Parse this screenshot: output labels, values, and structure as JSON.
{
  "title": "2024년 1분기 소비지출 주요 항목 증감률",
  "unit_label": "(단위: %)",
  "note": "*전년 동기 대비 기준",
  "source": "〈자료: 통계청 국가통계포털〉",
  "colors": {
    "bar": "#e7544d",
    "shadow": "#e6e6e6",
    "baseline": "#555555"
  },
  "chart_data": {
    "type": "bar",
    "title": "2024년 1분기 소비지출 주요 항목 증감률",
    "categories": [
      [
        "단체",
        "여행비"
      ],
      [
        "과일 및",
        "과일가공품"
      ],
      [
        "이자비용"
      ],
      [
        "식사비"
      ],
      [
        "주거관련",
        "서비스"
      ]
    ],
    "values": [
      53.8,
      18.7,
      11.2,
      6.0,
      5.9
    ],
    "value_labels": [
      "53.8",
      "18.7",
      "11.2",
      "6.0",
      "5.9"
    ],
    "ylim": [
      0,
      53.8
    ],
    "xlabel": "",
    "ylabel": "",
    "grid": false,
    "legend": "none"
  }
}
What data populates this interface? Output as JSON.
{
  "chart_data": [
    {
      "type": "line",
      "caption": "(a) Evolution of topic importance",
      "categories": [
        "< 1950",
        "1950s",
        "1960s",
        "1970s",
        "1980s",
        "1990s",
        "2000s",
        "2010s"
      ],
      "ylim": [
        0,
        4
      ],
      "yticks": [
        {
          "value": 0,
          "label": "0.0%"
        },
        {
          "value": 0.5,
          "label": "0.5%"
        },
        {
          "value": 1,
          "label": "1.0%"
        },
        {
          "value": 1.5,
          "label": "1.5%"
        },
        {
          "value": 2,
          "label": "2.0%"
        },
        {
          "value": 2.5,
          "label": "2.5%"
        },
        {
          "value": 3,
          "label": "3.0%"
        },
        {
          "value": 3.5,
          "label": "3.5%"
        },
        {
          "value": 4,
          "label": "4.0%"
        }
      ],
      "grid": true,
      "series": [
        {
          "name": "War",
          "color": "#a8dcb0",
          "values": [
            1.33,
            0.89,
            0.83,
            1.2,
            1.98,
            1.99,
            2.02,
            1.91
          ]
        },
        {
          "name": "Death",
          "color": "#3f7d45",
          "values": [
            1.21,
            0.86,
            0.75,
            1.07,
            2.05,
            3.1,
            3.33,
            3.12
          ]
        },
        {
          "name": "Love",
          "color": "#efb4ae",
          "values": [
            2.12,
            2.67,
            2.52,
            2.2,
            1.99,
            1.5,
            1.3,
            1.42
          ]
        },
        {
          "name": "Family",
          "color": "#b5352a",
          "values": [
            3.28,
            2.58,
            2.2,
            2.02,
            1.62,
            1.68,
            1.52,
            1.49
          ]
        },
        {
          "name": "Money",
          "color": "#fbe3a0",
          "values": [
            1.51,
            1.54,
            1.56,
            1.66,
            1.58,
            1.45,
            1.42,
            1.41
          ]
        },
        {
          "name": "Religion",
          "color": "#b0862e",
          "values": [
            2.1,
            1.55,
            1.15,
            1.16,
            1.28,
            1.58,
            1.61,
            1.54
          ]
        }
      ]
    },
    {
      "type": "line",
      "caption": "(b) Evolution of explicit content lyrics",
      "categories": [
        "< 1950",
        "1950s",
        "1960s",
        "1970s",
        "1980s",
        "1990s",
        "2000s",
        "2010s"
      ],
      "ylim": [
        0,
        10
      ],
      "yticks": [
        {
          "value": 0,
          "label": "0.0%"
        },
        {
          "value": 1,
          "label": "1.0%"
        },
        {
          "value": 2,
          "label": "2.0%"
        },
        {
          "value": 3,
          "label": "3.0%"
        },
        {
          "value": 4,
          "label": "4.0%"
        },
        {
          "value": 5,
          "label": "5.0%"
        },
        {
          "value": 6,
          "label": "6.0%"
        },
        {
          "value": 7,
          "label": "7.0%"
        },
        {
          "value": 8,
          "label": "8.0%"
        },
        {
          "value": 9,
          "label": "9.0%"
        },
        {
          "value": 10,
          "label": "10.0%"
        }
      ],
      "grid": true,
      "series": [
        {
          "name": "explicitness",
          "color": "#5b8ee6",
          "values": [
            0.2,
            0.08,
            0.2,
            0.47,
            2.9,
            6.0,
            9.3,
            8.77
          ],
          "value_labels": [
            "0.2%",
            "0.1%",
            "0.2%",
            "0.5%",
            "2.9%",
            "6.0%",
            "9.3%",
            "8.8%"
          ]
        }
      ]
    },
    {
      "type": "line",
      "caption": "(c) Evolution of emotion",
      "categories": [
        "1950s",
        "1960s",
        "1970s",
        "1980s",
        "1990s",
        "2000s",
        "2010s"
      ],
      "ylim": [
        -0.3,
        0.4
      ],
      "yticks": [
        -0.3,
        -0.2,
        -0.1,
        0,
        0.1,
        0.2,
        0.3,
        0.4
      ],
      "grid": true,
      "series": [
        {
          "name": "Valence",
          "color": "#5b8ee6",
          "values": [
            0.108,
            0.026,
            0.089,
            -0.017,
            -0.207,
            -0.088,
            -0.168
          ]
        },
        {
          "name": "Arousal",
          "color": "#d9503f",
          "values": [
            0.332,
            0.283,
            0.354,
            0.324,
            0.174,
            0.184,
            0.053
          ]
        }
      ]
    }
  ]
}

━━━━━━━━━━━━━━━━━━━━

WHAT YOU SHOULD DO
Give every line of the material again, exactly as it reads.

FINAL ANSWER
Parse this screenshot: output labels, values, and structure as JSON.
{
  "title": "2024년 1분기 소비지출 주요 항목 증감률",
  "unit_label": "(단위: %)",
  "note": "*전년 동기 대비 기준",
  "source": "〈자료: 통계청 국가통계포털〉",
  "colors": {
    "bar": "#e7544d",
    "shadow": "#e6e6e6",
    "baseline": "#555555"
  },
  "chart_data": {
    "type": "bar",
    "title": "2024년 1분기 소비지출 주요 항목 증감률",
    "categories": [
      [
        "단체",
        "여행비"
      ],
      [
        "과일 및",
        "과일가공품"
      ],
      [
        "이자비용"
      ],
      [
        "식사비"
      ],
      [
        "주거관련",
        "서비스"
      ]
    ],
    "values": [
      53.8,
      18.7,
      11.2,
      6.0,
      5.9
    ],
    "value_labels": [
      "53.8",
      "18.7",
      "11.2",
      "6.0",
      "5.9"
    ],
    "ylim": [
      0,
      53.8
    ],
    "xlabel": "",
    "ylabel": "",
    "grid": false,
    "legend": "none"
  }
}
What data populates this interface? Output as JSON.
{
  "chart_data": [
    {
      "type": "line",
      "caption": "(a) Evolution of topic importance",
      "categories": [
        "< 1950",
        "1950s",
        "1960s",
        "1970s",
        "1980s",
        "1990s",
        "2000s",
        "2010s"
      ],
      "ylim": [
        0,
        4
      ],
      "yticks": [
        {
          "value": 0,
          "label": "0.0%"
        },
        {
          "value": 0.5,
          "label": "0.5%"
        },
        {
          "value": 1,
          "label": "1.0%"
        },
        {
          "value": 1.5,
          "label": "1.5%"
        },
        {
          "value": 2,
          "label": "2.0%"
        },
        {
          "value": 2.5,
          "label": "2.5%"
        },
        {
          "value": 3,
          "label": "3.0%"
        },
        {
          "value": 3.5,
          "label": "3.5%"
        },
        {
          "value": 4,
          "label": "4.0%"
        }
      ],
      "grid": true,
      "series": [
        {
          "name": "War",
          "color": "#a8dcb0",
          "values": [
            1.33,
            0.89,
            0.83,
            1.2,
            1.98,
            1.99,
            2.02,
            1.91
          ]
        },
        {
          "name": "Death",
          "color": "#3f7d45",
          "values": [
            1.21,
            0.86,
            0.75,
            1.07,
            2.05,
            3.1,
            3.33,
            3.12
          ]
        },
        {
          "name": "Love",
          "color": "#efb4ae",
          "values": [
            2.12,
            2.67,
            2.52,
            2.2,
            1.99,
            1.5,
            1.3,
            1.42
          ]
        },
        {
          "name": "Family",
          "color": "#b5352a",
          "values": [
            3.28,
            2.58,
            2.2,
            2.02,
            1.62,
            1.68,
            1.52,
            1.49
          ]
        },
        {
          "name": "Money",
          "color": "#fbe3a0",
          "values": [
            1.51,
            1.54,
            1.56,
            1.66,
            1.58,
            1.45,
            1.42,
            1.41
          ]
        },
        {
          "name": "Religion",
          "color": "#b0862e",
          "values": [
            2.1,
            1.55,
            1.15,
            1.16,
            1.28,
            1.58,
            1.61,
            1.54
          ]
        }
      ]
    },
    {
      "type": "line",
      "caption": "(b) Evolution of explicit content lyrics",
      "categories": [
        "< 1950",
        "1950s",
        "1960s",
        "1970s",
        "1980s",
        "1990s",
        "2000s",
        "2010s"
      ],
      "ylim": [
        0,
        10
      ],
      "yticks": [
        {
          "value": 0,
          "label": "0.0%"
        },
        {
          "value": 1,
          "label": "1.0%"
        },
        {
          "value": 2,
          "label": "2.0%"
        },
        {
          "value": 3,
          "label": "3.0%"
        },
        {
          "value": 4,
          "label": "4.0%"
        },
        {
          "value": 5,
          "label": "5.0%"
        },
        {
          "value": 6,
          "label": "6.0%"
        },
        {
          "value": 7,
          "label": "7.0%"
        },
        {
          "value": 8,
          "label": "8.0%"
        },
        {
          "value": 9,
          "label": "9.0%"
        },
        {
          "value": 10,
          "label": "10.0%"
        }
      ],
      "grid": true,
      "series": [
        {
          "name": "explicitness",
          "color": "#5b8ee6",
          "values": [
            0.2,
            0.08,
            0.2,
            0.47,
            2.9,
            6.0,
            9.3,
            8.77
          ],
          "value_labels": [
            "0.2%",
            "0.1%",
            "0.2%",
            "0.5%",
            "2.9%",
            "6.0%",
            "9.3%",
            "8.8%"
          ]
        }
      ]
    },
    {
      "type": "line",
      "caption": "(c) Evolution of emotion",
      "categories": [
        "1950s",
        "1960s",
        "1970s",
        "1980s",
        "1990s",
        "2000s",
        "2010s"
      ],
      "ylim": [
        -0.3,
        0.4
      ],
      "yticks": [
        -0.3,
        -0.2,
        -0.1,
        0,
        0.1,
        0.2,
        0.3,
        0.4
      ],
      "grid": true,
      "series": [
        {
          "name": "Valence",
          "color": "#5b8ee6",
          "values": [
            0.108,
            0.026,
            0.089,
            -0.017,
            -0.207,
            -0.088,
            -0.168
          ]
        },
        {
          "name": "Arousal",
          "color": "#d9503f",
          "values": [
            0.332,
            0.283,
            0.354,
            0.324,
            0.174,
            0.184,
            0.053
          ]
        }
      ]
    }
  ]
}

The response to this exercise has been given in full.